Passage shown:
Yamanaka didn't just undermine the power of time with his research; he also undermined some long-held beliefs about the germ line. The germ line has come to be seen as an all-important thread of heredity that is the sole link from one generation to the next. But this is a convenient fiction. When sperm and egg combine, they produce an embryo that has no distinct germ cells at all. Any cell in the embryo can, at that stage, give rise to new germ cells (or any other kind of cell). The germ line breaks, in other words, and only later in an embryo's life is it rebuilt. By turning somatic cells into germ cells, Yamanaka could sneak around Weismann's barrier.

Induced pluripotent stem cells behave much like the earliest cells in the embryo before the germ line reappears. With the right signals, they can develop into germ cells, just as they can become other types of tissue. In 2007, Yamanaka and his colleagues injected induced pluripotent stem cells into male mouse embryos, and found that some of the injected cells developed into sperm. The chimeric mice could even father mouse pups of their own with these sperm, which had come from a different mouse.

In order for the induced pluripotent stem cells to become sperm, a mouse's body sent it a particular series of chemical signals, guiding their development. Yamanaka's experiment led other researchers to wonder if they could deliver the same signals to cells sitting in a dish rather than in a mouse. In 2012, the Japanese biologist
Katsuhiko Hayashi managed to coax
induced pluripotent stem cells to develop into the progenitors of eggs. If he implanted them in the ovaries of female mice, they could finish maturing. Over the next few years, Hayashi perfected the procedure,
transforming mouse skin cells into eggs entirely in a dish. When he fertilized the eggs, some of them developed into healthy mouse pups. Other researchers have figured out how to make sperm from skin cells taken from adult mice.

Using the information:
a: List every person the passage on germ cells and induced pluripotent stem cells names.
b: Copy out the part of the passage on germ cells and induced pluripotent stem cells starting with "Induced pluripotent stem cells behave" and going on through "a different mouse.".

Data section:
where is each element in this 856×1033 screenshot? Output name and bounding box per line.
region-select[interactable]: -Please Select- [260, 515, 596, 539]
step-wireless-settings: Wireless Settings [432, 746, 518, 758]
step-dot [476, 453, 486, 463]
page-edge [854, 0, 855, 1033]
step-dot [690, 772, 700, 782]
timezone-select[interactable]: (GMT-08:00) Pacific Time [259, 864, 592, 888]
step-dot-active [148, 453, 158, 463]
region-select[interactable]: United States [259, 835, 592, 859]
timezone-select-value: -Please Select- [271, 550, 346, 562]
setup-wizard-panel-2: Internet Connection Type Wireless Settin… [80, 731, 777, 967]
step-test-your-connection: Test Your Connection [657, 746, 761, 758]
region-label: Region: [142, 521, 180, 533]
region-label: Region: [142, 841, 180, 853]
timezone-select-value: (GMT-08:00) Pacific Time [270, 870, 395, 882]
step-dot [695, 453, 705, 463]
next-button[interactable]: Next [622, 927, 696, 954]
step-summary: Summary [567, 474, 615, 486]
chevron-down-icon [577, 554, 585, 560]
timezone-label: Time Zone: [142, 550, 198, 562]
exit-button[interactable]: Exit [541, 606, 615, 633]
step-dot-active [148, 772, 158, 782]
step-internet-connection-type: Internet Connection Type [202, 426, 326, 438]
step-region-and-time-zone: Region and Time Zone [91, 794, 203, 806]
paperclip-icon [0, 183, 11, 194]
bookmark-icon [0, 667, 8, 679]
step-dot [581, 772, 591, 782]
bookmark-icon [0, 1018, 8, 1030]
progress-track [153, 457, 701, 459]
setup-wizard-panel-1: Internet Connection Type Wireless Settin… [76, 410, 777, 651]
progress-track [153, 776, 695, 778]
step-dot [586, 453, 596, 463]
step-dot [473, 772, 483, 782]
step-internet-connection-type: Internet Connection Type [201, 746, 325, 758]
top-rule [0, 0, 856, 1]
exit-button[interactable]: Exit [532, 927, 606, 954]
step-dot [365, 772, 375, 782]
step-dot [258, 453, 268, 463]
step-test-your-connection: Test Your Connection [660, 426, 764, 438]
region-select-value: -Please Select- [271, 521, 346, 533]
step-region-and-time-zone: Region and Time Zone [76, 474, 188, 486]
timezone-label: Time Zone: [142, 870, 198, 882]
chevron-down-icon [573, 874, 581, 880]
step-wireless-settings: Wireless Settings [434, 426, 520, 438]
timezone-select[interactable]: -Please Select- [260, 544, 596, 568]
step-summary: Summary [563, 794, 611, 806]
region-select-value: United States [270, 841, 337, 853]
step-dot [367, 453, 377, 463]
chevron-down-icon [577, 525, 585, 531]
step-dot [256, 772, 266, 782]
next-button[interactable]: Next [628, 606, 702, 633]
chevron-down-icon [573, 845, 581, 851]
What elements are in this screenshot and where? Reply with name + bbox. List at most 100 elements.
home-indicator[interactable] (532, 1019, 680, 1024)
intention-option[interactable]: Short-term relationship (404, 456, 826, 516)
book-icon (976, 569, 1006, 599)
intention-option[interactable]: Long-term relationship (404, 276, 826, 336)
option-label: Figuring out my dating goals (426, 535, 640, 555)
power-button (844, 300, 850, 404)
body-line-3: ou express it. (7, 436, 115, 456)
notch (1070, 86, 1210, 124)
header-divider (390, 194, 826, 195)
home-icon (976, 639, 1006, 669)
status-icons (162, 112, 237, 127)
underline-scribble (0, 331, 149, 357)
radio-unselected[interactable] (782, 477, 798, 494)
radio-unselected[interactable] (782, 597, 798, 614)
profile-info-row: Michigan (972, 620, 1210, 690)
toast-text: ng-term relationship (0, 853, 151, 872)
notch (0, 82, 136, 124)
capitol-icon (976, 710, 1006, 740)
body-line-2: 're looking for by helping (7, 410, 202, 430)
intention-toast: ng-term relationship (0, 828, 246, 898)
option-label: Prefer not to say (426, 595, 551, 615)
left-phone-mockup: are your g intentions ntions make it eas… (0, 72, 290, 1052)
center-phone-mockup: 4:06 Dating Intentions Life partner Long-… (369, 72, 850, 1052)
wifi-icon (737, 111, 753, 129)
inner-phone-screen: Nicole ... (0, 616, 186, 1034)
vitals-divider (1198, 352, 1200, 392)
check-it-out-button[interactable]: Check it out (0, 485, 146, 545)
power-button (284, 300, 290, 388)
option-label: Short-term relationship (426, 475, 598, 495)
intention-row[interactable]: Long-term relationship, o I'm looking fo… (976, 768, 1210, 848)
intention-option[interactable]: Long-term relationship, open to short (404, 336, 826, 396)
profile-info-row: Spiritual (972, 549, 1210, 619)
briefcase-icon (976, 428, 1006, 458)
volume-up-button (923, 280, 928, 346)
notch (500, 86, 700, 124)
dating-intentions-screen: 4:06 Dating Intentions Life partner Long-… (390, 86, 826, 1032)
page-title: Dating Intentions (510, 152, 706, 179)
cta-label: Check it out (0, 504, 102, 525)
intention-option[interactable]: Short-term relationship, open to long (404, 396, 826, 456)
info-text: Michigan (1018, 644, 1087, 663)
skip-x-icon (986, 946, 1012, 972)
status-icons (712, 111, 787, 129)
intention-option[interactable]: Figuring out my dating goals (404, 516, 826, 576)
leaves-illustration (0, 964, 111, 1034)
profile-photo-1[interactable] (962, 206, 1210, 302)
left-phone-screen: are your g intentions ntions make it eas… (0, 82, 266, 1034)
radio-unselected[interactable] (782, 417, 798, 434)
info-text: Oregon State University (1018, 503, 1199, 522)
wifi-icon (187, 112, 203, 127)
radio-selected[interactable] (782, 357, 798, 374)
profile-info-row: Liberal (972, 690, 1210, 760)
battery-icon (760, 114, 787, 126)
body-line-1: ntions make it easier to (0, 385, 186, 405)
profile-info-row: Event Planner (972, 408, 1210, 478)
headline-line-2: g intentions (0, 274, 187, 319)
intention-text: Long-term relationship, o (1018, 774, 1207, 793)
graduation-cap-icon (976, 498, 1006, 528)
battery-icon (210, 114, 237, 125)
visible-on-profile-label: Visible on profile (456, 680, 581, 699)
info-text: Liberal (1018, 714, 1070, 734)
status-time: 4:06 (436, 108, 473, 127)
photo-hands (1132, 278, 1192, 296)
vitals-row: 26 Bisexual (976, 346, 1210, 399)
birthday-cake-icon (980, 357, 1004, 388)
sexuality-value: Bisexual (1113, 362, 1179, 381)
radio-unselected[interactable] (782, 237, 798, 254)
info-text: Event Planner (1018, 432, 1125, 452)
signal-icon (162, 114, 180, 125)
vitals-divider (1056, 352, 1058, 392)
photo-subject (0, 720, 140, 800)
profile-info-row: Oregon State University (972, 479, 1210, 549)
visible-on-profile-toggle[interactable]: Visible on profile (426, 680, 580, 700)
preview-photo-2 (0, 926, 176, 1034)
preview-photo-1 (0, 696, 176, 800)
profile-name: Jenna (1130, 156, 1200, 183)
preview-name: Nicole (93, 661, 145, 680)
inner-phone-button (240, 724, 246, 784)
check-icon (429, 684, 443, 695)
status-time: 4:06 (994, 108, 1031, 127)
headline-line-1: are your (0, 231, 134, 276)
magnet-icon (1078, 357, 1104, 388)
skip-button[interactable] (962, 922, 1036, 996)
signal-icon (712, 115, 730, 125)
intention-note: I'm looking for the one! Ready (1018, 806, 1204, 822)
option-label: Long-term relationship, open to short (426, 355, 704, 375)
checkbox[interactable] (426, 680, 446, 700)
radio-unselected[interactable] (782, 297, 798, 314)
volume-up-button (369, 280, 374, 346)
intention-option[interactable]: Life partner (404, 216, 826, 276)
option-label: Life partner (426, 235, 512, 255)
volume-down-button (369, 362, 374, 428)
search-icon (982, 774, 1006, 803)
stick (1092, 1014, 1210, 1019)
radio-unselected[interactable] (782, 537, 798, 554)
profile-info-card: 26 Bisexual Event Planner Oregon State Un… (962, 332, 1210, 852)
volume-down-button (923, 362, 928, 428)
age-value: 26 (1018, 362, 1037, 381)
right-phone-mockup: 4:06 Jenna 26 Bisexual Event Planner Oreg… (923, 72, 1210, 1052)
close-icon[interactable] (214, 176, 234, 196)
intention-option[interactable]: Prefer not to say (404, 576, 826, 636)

Results:
a: Yamanaka, Weismann, Katsuhiko Hayashi

b:
Induced pluripotent stem cells behave much like the earliest cells in the embryo before the germ line reappears. With the right signals, they can develop into germ cells, just as they can become other types of tissue. In 2007, Yamanaka and his colleagues injected induced pluripotent stem cells into male mouse embryos, and found that some of the injected cells developed into sperm. The chimeric mice could even father mouse pups of their own with these sperm, which had come from a different mouse.